◆ **WHAT TO PRODUCE**: Count every line in the entries that contains "this". Report that count alone.

>> START

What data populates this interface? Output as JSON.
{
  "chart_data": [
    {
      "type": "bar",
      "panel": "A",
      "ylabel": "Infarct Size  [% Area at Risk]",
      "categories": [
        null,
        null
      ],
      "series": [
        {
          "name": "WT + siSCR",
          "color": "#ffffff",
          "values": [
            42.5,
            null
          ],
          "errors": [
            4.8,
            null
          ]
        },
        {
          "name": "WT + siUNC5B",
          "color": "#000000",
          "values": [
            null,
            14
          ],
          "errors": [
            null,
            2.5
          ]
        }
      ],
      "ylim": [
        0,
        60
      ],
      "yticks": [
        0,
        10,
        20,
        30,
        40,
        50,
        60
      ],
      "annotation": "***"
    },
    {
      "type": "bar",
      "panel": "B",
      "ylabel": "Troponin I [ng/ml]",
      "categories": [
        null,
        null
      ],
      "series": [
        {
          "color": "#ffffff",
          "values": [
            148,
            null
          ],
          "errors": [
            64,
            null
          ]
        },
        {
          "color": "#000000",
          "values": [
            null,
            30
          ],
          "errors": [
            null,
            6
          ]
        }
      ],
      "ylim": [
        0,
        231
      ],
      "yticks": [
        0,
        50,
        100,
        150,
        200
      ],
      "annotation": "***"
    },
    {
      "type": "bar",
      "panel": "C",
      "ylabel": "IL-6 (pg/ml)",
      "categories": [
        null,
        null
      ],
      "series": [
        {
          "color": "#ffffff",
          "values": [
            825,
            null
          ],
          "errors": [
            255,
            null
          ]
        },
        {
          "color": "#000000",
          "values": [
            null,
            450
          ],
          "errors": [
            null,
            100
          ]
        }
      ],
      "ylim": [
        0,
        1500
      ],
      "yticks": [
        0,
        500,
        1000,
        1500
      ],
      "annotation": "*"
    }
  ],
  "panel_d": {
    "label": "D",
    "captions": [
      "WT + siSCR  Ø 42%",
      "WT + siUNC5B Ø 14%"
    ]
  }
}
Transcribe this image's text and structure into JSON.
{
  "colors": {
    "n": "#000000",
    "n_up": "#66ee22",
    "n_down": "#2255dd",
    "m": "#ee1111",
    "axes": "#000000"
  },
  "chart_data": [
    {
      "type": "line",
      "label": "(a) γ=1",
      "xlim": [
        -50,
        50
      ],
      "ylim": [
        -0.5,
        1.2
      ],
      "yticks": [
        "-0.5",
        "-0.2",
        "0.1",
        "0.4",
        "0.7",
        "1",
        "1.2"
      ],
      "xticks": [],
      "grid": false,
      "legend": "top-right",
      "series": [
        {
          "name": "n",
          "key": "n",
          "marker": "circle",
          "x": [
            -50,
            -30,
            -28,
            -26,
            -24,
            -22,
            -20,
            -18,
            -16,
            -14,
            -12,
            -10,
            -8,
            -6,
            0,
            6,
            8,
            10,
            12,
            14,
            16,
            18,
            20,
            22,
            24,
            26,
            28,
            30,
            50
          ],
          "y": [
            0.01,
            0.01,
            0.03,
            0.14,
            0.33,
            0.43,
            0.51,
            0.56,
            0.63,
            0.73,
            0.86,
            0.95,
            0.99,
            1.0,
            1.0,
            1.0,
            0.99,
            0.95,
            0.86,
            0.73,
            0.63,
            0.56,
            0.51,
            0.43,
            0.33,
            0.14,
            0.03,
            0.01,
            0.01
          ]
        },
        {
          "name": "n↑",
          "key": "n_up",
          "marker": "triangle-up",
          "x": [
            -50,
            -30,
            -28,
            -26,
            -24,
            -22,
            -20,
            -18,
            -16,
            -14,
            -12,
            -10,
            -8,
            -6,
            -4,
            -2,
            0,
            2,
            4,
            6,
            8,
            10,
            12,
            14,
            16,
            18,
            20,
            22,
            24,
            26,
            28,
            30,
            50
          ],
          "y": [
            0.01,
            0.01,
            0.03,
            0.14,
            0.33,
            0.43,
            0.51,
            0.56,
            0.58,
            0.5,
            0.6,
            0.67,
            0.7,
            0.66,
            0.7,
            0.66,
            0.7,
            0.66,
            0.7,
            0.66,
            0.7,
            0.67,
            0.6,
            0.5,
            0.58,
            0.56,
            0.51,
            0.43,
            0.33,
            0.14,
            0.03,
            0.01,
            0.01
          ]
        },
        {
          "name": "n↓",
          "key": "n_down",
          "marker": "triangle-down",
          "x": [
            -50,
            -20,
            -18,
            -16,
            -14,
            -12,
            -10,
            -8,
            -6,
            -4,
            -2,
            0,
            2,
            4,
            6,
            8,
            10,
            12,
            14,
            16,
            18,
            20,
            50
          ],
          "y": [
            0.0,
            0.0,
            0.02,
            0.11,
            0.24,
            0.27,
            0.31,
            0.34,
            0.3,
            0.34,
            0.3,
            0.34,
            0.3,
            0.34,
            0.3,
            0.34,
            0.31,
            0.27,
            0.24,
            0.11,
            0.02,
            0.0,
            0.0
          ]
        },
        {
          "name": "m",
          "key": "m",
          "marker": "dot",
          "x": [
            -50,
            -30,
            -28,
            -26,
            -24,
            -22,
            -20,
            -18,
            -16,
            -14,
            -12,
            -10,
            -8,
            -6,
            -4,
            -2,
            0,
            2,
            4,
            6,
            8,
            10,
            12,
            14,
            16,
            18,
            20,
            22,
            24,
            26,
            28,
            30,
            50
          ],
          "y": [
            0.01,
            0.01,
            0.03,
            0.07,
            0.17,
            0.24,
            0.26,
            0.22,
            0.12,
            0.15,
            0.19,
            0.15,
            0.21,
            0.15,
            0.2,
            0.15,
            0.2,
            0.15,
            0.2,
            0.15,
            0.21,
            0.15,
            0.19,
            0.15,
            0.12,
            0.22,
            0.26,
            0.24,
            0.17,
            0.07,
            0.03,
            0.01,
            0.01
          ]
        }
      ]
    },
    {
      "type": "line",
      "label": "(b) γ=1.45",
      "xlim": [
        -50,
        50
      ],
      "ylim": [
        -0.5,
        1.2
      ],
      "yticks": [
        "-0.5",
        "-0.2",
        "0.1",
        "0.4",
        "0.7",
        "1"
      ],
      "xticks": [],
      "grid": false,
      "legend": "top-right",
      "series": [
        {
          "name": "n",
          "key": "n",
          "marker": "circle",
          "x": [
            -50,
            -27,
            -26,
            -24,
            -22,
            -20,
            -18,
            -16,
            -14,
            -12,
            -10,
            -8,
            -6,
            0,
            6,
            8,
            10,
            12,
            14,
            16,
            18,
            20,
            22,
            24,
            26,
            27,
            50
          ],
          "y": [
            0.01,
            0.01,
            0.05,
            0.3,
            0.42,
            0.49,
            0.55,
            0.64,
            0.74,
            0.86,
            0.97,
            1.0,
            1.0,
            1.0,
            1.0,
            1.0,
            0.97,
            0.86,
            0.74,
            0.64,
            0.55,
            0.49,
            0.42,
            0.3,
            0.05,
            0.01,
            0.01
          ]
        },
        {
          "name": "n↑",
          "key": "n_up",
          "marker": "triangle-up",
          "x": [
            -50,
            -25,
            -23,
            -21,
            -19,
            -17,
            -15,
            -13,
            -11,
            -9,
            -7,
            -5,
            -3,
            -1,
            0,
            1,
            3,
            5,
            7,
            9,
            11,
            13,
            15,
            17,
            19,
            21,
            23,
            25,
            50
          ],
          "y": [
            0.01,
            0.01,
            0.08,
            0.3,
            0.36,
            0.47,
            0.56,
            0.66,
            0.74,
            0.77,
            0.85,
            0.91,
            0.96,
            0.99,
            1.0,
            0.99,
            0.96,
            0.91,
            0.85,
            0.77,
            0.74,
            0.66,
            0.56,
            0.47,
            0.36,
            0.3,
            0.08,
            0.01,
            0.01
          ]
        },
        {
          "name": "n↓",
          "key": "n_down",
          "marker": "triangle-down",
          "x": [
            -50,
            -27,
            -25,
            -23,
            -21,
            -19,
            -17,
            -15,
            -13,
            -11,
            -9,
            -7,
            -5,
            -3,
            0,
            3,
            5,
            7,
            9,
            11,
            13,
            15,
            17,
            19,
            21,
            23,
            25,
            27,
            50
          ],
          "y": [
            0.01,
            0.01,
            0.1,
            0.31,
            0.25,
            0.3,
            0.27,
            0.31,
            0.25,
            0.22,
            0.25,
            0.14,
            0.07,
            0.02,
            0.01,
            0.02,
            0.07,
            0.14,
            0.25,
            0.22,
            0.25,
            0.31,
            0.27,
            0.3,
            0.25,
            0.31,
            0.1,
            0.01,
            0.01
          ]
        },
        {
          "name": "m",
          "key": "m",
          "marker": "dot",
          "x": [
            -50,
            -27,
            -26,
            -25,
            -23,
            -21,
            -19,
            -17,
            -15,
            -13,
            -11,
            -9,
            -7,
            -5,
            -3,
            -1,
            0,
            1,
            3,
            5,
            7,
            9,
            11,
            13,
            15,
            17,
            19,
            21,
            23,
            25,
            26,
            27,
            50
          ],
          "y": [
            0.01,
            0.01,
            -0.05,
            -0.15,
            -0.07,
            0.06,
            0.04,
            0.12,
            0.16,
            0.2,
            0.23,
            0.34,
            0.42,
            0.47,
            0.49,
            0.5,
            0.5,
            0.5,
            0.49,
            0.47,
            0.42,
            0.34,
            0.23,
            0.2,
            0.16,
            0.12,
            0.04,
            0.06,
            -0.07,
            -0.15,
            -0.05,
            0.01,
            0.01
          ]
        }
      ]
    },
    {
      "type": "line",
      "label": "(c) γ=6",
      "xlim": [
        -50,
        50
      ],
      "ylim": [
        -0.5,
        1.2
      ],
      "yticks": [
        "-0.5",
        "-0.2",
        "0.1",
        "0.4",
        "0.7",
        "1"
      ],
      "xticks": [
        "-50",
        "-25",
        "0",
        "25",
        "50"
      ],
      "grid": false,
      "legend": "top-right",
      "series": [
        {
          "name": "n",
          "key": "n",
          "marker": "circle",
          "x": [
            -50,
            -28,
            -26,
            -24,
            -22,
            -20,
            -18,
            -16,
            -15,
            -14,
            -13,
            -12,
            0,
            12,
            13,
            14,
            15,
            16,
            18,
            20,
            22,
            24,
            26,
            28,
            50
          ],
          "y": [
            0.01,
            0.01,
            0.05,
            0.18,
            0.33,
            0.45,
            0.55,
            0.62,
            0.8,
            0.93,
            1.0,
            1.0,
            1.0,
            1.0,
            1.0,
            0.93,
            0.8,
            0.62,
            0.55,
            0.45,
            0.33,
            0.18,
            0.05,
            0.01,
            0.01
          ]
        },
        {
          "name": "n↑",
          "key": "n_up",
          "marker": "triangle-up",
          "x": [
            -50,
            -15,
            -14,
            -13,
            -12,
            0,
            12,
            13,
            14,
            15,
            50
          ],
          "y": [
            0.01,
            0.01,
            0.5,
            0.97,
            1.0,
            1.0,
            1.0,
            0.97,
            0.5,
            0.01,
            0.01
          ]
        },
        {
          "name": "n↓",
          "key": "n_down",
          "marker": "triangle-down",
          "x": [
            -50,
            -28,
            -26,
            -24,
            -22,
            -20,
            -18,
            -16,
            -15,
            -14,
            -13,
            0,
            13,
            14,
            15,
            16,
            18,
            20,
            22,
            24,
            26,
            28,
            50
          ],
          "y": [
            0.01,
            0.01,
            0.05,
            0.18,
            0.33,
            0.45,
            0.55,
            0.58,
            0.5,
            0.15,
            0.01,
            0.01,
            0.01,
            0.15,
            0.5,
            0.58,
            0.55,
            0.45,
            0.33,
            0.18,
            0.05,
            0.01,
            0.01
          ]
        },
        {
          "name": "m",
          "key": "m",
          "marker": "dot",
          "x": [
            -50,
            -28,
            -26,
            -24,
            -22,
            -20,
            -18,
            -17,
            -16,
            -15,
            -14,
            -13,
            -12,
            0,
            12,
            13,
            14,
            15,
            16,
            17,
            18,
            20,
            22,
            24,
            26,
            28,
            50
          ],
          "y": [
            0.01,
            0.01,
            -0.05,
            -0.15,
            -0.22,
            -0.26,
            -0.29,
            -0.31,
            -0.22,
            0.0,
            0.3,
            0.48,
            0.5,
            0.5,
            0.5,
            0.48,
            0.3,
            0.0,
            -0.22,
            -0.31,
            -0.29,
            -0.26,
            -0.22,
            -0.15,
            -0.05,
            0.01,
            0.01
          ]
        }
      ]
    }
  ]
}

>> END

◆ **SOLUTION TO THE EXERCISE**: 2